Data listing
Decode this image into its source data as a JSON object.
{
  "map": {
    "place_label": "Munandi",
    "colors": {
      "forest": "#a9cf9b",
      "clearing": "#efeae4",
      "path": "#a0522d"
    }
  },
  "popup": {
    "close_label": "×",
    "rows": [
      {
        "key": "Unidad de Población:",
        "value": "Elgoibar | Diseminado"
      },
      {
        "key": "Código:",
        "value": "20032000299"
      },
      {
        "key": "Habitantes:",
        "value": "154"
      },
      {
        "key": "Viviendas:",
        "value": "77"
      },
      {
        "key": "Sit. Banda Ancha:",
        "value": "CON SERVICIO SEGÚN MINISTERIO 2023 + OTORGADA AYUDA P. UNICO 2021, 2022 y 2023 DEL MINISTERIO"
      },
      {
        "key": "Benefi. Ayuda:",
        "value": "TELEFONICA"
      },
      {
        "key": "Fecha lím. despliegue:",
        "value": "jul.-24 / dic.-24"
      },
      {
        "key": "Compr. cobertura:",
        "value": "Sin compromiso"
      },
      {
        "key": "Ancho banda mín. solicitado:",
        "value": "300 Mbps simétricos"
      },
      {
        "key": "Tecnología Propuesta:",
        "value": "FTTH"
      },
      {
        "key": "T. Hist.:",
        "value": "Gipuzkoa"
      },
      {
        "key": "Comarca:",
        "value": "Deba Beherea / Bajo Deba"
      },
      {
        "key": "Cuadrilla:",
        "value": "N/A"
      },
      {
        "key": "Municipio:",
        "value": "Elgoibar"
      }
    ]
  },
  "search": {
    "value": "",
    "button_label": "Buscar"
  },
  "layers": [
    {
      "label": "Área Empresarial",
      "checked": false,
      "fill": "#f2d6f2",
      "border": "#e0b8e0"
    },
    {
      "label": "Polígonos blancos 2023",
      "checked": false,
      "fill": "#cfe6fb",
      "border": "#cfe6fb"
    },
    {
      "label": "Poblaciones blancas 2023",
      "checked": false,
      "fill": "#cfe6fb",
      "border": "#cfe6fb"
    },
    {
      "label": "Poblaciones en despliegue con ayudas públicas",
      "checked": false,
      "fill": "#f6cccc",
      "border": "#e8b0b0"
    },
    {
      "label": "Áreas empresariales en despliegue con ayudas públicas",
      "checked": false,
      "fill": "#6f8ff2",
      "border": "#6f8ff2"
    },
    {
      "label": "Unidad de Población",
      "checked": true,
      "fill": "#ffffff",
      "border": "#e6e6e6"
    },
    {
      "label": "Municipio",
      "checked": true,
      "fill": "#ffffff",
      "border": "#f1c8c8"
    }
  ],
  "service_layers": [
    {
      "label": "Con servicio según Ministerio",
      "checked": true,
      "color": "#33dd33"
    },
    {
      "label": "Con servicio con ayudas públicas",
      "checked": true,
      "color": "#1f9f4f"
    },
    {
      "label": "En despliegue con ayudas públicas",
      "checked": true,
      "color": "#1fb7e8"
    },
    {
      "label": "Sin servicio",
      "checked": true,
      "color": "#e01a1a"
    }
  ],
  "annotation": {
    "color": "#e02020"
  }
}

* **PROBLEM STATEMENT**
Going through the entries above, report how many lines include the string "Población". The number alone is the answer.

* **ANSWER FOR THE TASK**
2